- _To be done_
Return only the number of lines in the entries below that hold the word "magica".

- _Recorded data_
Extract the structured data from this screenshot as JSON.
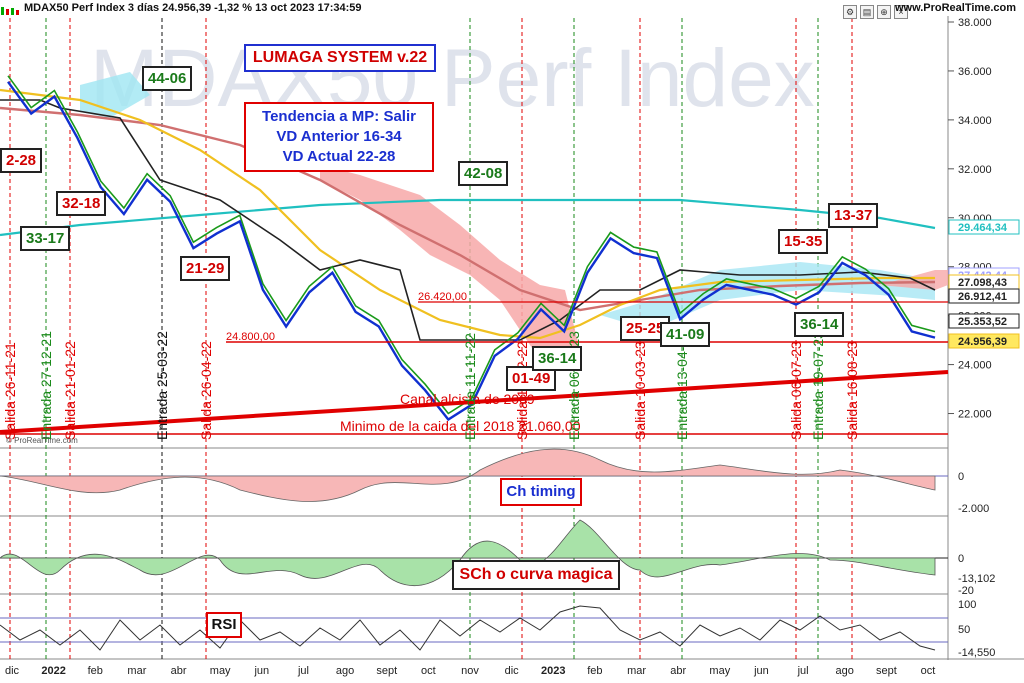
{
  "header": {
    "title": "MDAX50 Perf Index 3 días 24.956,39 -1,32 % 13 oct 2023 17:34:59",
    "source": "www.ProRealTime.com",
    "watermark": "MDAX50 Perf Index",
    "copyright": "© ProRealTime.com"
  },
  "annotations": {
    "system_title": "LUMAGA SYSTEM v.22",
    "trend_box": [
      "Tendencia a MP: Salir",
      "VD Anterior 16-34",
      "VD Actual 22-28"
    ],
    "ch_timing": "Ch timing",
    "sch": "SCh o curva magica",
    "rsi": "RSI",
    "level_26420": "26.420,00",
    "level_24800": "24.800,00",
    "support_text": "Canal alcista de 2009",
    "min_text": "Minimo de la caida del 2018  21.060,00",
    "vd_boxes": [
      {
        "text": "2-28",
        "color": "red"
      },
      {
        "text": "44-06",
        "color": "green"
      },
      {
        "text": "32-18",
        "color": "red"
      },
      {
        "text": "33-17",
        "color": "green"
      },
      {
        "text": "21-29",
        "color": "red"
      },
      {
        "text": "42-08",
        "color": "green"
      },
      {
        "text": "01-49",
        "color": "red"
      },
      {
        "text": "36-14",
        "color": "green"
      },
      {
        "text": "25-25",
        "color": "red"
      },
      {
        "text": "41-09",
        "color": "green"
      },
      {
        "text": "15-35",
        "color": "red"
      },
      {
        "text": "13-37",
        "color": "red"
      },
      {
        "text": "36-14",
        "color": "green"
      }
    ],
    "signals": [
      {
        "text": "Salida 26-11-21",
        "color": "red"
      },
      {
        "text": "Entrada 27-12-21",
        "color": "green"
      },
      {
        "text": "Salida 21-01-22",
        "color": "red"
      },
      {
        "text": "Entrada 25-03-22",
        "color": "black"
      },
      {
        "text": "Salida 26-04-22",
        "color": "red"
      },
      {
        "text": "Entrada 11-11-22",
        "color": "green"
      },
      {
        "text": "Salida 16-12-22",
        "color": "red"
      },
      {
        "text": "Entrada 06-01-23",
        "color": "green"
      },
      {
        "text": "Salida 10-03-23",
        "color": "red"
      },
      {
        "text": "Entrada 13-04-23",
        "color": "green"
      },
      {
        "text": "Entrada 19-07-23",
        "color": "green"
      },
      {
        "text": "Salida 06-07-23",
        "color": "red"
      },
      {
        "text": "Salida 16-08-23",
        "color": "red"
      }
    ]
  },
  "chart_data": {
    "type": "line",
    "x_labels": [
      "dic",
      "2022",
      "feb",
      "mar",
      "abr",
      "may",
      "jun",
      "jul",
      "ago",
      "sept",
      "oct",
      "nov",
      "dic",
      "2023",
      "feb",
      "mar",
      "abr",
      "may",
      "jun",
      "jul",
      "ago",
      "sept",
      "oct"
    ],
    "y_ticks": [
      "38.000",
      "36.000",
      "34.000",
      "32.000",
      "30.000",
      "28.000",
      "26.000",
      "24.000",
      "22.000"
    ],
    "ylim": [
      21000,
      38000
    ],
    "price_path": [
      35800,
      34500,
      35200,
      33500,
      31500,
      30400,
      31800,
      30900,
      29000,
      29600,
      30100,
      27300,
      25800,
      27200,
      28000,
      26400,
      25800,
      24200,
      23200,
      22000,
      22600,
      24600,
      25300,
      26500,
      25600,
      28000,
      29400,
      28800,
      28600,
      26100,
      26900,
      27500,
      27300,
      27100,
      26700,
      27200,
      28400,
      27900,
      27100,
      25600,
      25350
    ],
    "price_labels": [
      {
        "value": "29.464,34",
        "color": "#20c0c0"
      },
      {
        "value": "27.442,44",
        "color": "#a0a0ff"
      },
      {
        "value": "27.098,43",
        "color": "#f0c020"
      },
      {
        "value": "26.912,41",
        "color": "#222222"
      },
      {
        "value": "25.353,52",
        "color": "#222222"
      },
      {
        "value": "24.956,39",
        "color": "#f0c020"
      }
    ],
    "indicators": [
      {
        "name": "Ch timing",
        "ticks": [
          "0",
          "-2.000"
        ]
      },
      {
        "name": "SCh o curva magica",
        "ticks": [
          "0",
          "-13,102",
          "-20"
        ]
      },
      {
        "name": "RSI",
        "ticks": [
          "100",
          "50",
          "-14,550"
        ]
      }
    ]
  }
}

--

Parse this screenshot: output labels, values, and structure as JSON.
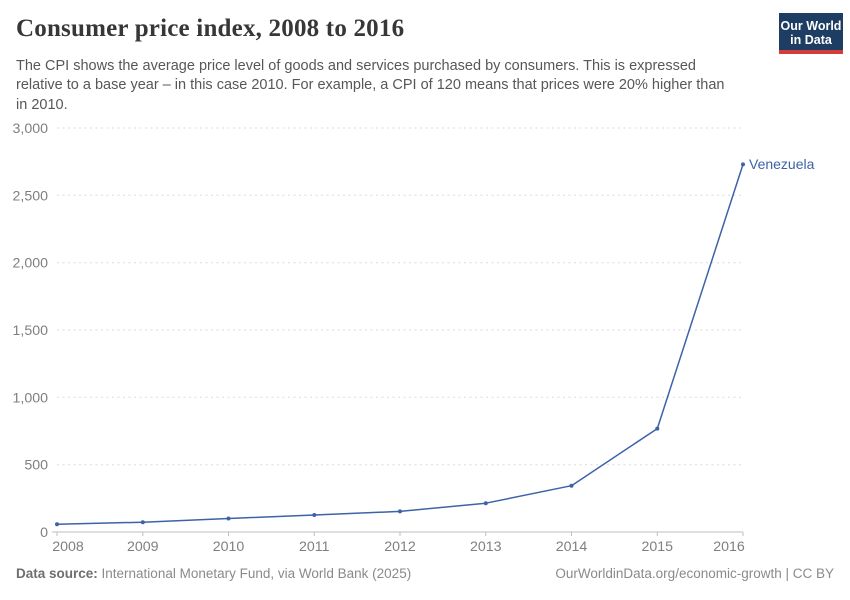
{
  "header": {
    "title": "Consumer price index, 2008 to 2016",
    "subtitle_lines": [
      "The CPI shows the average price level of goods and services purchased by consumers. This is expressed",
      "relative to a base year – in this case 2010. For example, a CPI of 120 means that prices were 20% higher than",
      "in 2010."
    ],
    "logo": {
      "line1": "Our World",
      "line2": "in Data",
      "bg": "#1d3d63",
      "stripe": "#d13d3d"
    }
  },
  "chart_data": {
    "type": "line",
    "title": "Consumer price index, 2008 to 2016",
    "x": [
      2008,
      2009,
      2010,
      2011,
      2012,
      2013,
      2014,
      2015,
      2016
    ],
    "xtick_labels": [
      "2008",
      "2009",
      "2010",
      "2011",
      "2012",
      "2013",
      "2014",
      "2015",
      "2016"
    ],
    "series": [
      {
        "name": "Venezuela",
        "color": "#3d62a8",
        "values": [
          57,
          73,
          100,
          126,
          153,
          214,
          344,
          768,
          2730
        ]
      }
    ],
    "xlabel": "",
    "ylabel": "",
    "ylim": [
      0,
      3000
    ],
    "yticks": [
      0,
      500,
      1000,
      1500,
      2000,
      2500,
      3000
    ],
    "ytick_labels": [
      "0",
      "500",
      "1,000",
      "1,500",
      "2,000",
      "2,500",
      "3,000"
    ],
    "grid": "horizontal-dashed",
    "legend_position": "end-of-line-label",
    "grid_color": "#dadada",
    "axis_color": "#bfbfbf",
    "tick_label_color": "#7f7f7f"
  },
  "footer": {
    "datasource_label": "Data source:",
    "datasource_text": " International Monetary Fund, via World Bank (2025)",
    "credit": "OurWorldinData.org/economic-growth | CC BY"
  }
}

- _Exercise solution_
2